+++ INFORMATION PROVIDED
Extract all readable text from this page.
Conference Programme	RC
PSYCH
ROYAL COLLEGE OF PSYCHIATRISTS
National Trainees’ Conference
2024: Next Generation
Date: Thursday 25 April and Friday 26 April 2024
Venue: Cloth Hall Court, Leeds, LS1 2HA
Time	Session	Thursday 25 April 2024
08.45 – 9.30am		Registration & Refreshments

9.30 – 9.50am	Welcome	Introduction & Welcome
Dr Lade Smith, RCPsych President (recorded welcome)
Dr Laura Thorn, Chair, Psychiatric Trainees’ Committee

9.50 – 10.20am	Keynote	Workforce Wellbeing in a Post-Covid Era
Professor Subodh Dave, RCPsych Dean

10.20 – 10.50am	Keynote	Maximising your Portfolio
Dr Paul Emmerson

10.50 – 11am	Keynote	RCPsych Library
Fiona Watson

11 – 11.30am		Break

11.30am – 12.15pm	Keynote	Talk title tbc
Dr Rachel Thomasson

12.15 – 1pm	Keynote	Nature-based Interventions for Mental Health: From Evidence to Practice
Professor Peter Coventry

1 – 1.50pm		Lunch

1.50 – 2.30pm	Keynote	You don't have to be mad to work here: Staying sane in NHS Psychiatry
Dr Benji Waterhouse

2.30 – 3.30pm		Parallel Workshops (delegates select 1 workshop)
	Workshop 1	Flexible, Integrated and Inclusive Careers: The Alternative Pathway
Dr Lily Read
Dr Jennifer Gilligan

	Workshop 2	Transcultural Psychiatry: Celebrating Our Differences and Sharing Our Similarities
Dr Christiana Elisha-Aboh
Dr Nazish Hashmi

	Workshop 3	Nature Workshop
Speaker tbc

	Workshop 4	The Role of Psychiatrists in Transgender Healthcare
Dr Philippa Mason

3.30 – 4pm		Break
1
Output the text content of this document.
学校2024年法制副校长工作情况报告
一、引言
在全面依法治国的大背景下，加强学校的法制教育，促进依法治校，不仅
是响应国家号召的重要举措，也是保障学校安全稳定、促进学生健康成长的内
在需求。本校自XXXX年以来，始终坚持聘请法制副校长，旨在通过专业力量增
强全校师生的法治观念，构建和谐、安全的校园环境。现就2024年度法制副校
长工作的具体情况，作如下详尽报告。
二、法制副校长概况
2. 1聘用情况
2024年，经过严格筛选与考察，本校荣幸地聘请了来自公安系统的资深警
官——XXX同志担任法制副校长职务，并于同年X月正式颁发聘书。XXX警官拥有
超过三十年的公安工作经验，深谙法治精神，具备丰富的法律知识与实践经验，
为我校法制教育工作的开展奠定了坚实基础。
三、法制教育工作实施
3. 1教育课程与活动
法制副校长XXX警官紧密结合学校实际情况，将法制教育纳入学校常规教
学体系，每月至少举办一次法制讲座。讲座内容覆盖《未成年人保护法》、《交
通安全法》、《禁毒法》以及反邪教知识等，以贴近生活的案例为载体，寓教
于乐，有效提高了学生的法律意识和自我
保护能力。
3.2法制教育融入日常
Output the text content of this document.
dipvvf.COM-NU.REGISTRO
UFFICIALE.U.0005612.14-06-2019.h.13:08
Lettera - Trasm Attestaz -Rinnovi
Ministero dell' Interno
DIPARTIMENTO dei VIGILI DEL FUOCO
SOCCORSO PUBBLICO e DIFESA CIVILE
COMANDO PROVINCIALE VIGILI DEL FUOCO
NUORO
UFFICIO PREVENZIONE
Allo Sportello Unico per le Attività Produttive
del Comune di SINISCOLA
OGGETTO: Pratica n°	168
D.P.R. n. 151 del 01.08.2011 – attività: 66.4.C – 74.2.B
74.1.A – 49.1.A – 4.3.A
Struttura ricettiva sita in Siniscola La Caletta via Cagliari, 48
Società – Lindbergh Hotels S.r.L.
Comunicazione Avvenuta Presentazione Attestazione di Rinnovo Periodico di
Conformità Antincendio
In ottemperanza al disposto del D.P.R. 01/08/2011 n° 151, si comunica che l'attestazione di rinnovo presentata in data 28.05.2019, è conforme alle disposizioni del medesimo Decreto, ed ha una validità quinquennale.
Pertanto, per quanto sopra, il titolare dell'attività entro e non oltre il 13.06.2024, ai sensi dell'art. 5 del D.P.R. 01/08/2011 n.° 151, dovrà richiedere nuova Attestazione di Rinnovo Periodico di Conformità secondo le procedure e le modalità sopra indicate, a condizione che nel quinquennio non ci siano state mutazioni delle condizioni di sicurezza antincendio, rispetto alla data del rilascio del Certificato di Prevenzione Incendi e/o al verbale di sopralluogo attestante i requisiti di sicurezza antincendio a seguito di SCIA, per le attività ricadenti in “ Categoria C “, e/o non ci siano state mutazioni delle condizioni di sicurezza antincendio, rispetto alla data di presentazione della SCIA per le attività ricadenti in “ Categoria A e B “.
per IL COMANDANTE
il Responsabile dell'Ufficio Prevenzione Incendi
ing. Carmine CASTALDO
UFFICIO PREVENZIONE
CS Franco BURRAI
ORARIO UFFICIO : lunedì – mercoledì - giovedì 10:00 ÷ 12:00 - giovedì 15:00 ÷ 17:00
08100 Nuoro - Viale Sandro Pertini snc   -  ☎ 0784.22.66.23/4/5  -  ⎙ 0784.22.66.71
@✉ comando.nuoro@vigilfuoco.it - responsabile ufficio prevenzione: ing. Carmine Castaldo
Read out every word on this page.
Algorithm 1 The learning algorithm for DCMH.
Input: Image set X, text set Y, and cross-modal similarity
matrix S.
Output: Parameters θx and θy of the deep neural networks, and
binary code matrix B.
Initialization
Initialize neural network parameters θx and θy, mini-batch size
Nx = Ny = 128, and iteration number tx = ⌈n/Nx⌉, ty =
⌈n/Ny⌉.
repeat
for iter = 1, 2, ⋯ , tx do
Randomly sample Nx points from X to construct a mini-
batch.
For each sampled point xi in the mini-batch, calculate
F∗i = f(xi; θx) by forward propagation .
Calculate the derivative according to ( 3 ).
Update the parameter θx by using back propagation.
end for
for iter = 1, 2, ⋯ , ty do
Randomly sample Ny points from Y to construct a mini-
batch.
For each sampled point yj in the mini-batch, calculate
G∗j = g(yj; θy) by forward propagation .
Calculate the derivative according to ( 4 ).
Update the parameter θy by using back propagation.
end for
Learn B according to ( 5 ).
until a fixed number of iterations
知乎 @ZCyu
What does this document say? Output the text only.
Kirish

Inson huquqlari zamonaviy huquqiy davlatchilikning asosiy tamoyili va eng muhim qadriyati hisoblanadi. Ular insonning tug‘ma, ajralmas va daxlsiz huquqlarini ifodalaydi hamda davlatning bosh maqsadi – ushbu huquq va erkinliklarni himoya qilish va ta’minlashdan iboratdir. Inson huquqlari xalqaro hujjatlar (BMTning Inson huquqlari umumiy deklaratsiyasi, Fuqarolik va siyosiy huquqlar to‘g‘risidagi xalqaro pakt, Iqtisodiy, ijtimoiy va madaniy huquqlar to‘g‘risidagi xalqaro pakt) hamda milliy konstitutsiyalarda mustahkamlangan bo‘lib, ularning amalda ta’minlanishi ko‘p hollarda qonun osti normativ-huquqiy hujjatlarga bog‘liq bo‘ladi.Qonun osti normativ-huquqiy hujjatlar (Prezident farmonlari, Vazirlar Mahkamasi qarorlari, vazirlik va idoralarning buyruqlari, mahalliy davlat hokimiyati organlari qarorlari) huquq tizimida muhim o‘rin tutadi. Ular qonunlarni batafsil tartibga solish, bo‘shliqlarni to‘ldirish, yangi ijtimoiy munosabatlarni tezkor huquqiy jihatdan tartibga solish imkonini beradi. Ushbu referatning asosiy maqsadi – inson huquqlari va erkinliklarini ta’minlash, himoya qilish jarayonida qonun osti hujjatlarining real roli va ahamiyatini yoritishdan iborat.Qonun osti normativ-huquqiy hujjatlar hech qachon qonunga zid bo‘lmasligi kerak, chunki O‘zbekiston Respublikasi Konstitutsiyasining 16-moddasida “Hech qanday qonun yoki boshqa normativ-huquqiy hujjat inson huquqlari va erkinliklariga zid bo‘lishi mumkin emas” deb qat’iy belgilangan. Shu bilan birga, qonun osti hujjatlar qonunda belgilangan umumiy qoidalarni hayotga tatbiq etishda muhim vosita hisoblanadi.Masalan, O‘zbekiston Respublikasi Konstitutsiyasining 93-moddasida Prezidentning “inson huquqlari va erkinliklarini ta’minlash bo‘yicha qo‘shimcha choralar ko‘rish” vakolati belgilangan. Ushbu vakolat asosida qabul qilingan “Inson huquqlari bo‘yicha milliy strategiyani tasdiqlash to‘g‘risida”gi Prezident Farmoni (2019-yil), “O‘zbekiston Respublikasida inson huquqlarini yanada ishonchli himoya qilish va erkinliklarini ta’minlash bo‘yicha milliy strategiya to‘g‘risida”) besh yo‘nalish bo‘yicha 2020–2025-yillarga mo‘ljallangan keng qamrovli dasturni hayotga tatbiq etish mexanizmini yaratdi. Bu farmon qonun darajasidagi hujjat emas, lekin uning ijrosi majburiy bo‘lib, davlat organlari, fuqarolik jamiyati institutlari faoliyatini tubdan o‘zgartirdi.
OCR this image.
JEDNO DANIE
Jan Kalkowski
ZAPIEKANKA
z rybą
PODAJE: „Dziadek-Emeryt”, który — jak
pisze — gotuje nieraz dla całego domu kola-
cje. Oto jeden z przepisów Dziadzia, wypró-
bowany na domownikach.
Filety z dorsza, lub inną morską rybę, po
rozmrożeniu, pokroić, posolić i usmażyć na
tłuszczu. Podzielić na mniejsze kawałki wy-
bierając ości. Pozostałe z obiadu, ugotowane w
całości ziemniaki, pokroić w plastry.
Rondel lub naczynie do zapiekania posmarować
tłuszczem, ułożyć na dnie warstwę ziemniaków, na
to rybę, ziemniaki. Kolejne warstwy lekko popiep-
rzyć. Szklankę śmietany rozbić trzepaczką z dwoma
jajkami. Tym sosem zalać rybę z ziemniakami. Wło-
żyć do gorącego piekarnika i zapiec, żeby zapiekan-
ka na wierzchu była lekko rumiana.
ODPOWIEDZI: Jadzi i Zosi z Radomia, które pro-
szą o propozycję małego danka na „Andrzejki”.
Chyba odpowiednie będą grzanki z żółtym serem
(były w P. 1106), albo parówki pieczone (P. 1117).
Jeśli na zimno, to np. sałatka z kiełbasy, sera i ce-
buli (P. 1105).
++++++
→ WHAT IS EXPECTED: The answer consists only of the lines from the one containing "OCR this image." to the end of the records, each written out exactly.

→ RESULT OF THIS TASK:
OCR this image.
JEDNO DANIE
Jan Kalkowski
ZAPIEKANKA
z rybą
PODAJE: „Dziadek-Emeryt”, który — jak
pisze — gotuje nieraz dla całego domu kola-
cje. Oto jeden z przepisów Dziadzia, wypró-
bowany na domownikach.
Filety z dorsza, lub inną morską rybę, po
rozmrożeniu, pokroić, posolić i usmażyć na
tłuszczu. Podzielić na mniejsze kawałki wy-
bierając ości. Pozostałe z obiadu, ugotowane w
całości ziemniaki, pokroić w plastry.
Rondel lub naczynie do zapiekania posmarować
tłuszczem, ułożyć na dnie warstwę ziemniaków, na
to rybę, ziemniaki. Kolejne warstwy lekko popiep-
rzyć. Szklankę śmietany rozbić trzepaczką z dwoma
jajkami. Tym sosem zalać rybę z ziemniakami. Wło-
żyć do gorącego piekarnika i zapiec, żeby zapiekan-
ka na wierzchu była lekko rumiana.
ODPOWIEDZI: Jadzi i Zosi z Radomia, które pro-
szą o propozycję małego danka na „Andrzejki”.
Chyba odpowiednie będą grzanki z żółtym serem
(były w P. 1106), albo parówki pieczone (P. 1117).
Jeśli na zimno, to np. sałatka z kiełbasy, sera i ce-
buli (P. 1105).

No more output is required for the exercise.